◆ **TASK DIRECTIONS**
Keep only the lines that hold the string "Shower", filtering out the rest of the entries below.

+++ INFORMATION GIVEN

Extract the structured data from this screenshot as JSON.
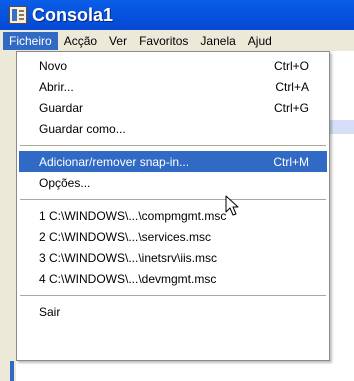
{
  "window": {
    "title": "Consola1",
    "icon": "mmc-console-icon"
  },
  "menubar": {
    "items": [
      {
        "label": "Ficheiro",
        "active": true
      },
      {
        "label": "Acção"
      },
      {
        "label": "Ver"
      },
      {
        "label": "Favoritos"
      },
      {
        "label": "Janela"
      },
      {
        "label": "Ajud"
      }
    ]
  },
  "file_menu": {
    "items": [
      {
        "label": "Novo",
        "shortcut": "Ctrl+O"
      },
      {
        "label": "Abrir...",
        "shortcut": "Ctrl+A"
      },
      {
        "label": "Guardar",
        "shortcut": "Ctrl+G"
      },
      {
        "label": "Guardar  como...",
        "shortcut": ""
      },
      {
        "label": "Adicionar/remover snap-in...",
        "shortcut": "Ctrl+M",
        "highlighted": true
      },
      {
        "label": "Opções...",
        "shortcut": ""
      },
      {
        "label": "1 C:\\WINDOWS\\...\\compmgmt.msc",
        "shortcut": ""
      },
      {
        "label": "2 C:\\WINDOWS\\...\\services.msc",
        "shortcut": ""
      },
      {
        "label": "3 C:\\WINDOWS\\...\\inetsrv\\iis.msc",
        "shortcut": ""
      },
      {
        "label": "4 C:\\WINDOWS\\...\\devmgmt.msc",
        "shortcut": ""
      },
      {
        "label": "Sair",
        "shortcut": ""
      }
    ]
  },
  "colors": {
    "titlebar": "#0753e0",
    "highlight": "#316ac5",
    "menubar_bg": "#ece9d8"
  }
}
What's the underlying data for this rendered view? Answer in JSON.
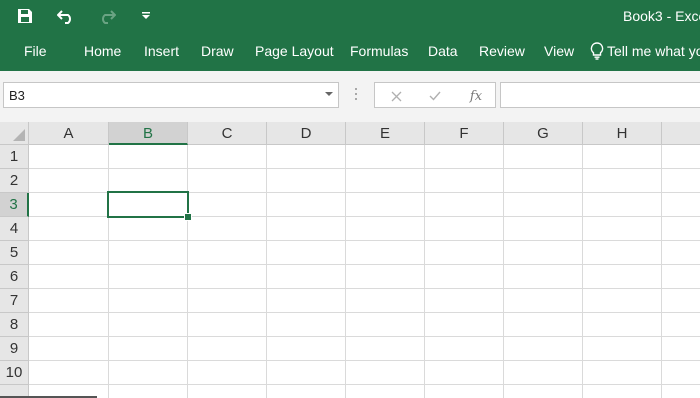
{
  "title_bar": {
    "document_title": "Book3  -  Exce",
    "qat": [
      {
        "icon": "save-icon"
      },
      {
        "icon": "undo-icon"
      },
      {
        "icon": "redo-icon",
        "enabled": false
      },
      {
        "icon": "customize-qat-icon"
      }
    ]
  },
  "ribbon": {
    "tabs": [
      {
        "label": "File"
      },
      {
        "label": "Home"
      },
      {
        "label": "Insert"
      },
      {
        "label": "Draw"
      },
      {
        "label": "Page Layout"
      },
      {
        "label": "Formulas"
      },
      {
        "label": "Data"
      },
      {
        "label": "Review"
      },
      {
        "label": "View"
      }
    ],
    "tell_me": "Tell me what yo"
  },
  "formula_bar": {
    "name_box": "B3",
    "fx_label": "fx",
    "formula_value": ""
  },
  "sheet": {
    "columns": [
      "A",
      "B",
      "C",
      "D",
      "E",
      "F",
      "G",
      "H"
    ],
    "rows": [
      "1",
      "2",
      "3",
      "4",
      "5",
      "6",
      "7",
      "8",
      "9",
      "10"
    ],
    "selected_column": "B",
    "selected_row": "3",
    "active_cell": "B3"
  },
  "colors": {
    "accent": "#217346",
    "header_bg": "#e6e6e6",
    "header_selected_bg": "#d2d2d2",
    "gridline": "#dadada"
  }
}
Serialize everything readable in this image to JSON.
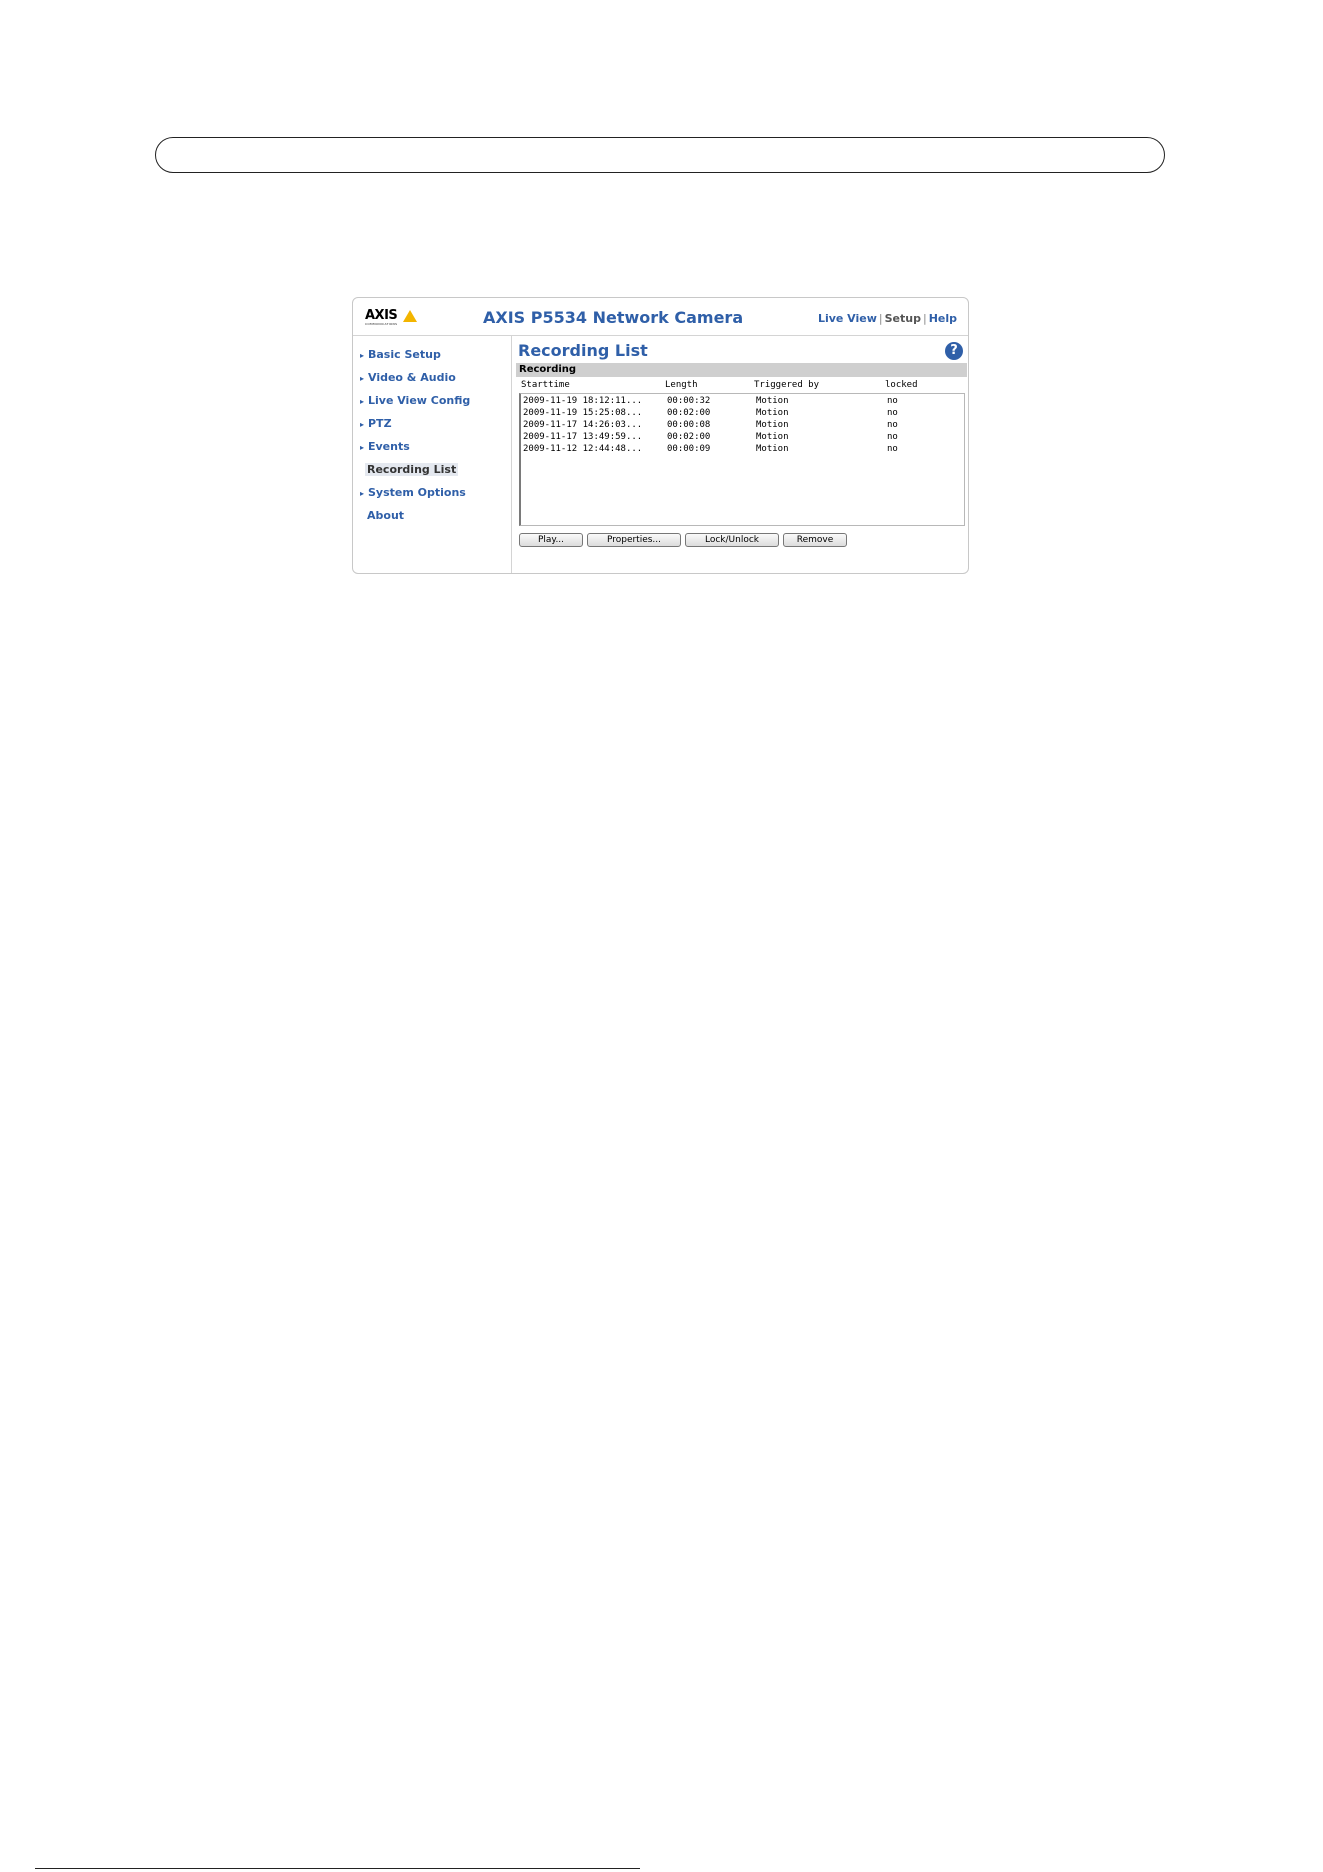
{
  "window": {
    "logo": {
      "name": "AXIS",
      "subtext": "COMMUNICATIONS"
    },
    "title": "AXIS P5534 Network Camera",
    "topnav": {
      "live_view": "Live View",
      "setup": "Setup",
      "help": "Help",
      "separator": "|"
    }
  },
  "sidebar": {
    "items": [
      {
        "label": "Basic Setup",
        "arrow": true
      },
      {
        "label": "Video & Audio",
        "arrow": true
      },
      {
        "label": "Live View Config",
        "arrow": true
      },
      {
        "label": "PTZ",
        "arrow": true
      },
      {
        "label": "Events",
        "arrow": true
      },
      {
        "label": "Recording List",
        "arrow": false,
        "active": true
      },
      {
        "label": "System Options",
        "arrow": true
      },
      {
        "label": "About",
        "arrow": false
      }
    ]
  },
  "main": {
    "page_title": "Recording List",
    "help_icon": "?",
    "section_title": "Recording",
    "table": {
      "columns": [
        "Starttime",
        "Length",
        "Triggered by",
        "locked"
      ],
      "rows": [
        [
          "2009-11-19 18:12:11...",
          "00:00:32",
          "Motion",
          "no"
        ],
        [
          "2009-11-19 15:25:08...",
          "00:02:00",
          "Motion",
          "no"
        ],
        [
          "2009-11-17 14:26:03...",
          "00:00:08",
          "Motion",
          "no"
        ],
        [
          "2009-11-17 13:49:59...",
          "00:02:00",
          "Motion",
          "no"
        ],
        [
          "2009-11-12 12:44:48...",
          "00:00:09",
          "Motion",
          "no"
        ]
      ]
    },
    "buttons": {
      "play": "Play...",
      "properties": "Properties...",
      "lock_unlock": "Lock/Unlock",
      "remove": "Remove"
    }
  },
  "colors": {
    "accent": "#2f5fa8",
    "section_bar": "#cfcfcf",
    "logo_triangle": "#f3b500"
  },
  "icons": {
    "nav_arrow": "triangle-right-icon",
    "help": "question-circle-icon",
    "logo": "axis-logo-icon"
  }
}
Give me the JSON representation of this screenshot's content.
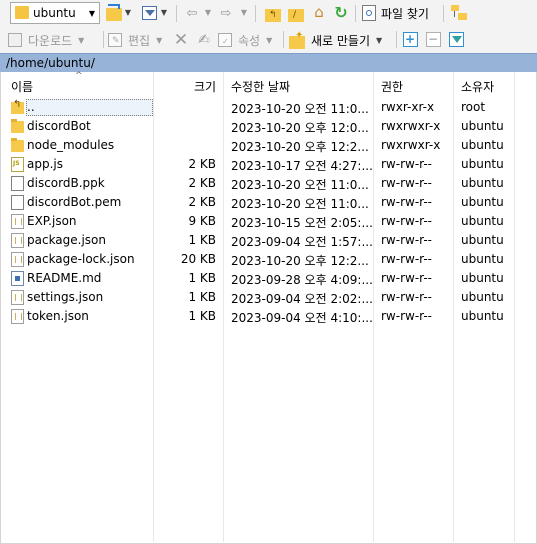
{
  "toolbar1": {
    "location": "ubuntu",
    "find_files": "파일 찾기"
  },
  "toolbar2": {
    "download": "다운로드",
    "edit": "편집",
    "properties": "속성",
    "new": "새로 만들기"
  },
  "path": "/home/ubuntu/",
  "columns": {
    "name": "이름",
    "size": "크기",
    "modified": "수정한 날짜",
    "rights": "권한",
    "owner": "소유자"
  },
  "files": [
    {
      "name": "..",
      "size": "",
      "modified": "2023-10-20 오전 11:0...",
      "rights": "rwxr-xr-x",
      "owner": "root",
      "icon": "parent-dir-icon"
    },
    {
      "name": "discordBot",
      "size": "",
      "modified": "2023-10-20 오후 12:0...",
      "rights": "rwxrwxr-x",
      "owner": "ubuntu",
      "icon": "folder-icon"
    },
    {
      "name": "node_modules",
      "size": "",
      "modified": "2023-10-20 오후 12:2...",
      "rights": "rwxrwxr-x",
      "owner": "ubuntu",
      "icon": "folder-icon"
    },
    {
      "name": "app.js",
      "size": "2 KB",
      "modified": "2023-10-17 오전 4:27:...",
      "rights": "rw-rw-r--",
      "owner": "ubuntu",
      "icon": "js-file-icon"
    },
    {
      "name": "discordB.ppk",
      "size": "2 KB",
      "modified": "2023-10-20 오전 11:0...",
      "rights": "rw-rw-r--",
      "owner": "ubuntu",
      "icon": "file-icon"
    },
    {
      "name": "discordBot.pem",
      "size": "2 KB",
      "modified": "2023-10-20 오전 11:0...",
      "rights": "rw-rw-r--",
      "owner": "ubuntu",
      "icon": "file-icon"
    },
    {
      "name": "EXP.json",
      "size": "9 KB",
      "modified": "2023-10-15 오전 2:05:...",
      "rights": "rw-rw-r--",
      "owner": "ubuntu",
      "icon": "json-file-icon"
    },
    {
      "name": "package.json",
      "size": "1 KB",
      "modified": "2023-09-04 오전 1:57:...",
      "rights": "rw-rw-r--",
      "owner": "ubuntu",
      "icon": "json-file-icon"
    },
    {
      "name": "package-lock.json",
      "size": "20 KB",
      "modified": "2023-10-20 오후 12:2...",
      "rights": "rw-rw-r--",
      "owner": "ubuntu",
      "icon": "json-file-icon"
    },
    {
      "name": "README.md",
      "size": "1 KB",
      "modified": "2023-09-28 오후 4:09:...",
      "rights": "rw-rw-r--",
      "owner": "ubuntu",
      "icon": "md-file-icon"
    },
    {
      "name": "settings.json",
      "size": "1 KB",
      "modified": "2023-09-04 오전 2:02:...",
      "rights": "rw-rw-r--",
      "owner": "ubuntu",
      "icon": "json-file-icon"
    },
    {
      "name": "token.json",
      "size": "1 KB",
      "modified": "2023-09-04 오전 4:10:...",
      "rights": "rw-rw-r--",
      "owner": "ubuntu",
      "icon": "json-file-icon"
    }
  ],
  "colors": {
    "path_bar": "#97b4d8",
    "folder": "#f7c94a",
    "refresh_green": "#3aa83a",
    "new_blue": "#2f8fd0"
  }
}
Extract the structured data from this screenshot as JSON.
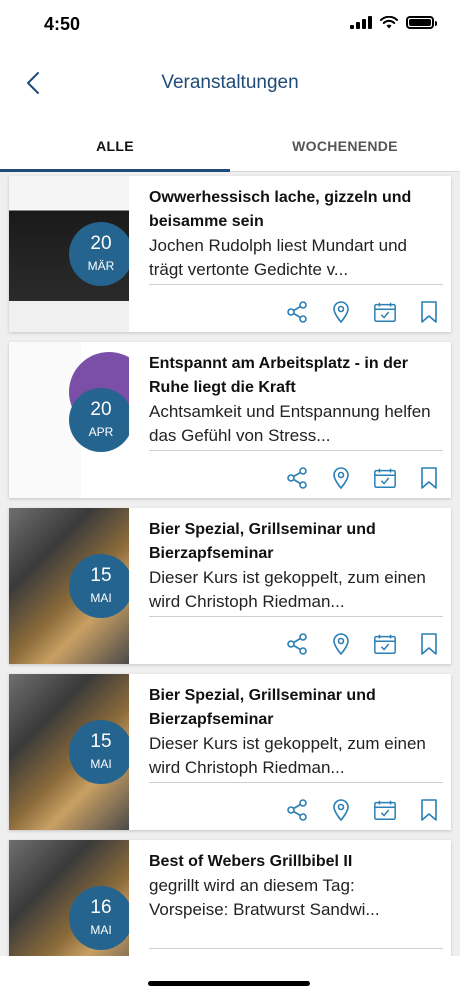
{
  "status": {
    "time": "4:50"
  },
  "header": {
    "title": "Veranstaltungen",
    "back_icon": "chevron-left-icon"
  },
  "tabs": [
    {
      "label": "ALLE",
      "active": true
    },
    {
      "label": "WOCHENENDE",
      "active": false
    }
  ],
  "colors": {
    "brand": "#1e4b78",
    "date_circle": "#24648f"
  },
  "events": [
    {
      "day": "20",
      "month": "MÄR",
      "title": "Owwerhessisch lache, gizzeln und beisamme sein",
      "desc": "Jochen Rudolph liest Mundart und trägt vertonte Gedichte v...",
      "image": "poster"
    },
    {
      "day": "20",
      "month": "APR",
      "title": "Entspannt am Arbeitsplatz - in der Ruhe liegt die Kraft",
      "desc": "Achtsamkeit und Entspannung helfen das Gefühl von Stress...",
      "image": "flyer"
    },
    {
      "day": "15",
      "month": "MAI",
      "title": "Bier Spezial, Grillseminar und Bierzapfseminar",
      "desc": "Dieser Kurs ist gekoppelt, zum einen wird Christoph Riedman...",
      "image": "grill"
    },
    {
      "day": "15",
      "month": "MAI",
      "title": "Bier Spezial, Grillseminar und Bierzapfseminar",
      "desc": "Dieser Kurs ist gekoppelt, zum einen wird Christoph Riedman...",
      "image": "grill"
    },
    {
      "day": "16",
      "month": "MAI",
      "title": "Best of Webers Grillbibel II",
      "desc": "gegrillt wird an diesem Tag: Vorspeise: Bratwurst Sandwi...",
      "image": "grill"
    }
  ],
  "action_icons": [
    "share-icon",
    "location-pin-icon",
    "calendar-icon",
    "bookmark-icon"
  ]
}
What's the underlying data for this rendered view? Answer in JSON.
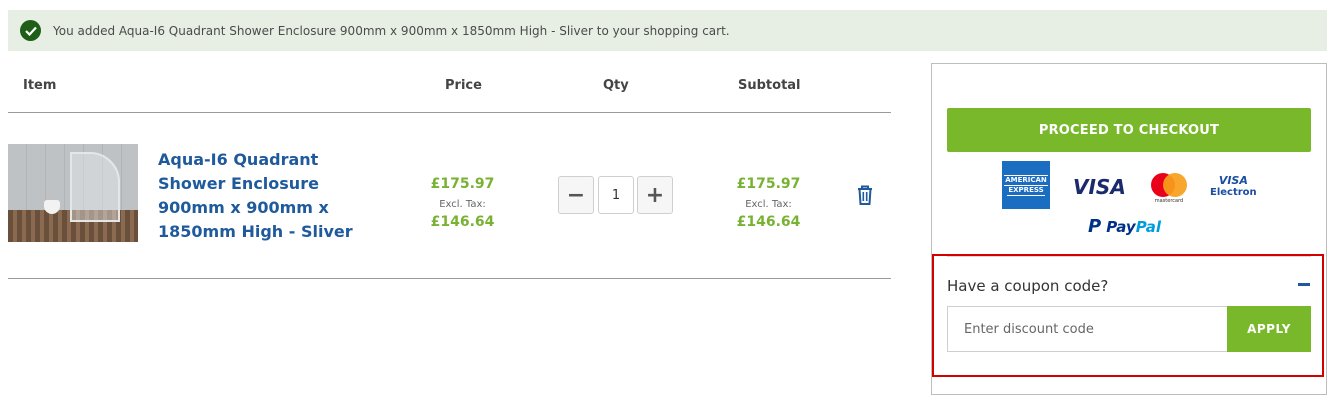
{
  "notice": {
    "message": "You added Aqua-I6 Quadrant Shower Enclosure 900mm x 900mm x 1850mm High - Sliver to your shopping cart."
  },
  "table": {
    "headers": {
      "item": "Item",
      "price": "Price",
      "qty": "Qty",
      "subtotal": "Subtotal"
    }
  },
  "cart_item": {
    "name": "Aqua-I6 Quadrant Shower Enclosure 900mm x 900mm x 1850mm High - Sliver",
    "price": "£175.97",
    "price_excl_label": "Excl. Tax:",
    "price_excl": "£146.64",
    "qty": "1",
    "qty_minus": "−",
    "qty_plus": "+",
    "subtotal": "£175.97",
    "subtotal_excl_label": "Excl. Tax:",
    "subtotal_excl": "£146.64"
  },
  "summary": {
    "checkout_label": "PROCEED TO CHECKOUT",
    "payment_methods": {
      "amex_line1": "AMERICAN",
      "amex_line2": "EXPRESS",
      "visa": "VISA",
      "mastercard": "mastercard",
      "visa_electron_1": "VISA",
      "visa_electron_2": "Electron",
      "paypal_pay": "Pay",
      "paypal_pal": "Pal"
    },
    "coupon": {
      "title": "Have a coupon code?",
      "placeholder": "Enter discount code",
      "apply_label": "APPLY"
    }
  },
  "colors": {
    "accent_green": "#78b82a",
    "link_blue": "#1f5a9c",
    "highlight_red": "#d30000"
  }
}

++++++

◆ **EXPECTED ANSWER**
    "message": "You added Aqua-I6 Quadrant Shower Enclosure 900mm x 900mm x 1850mm High - Sliver to your shopping cart."
    "name": "Aqua-I6 Quadrant Shower Enclosure 900mm x 900mm x 1850mm High - Sliver",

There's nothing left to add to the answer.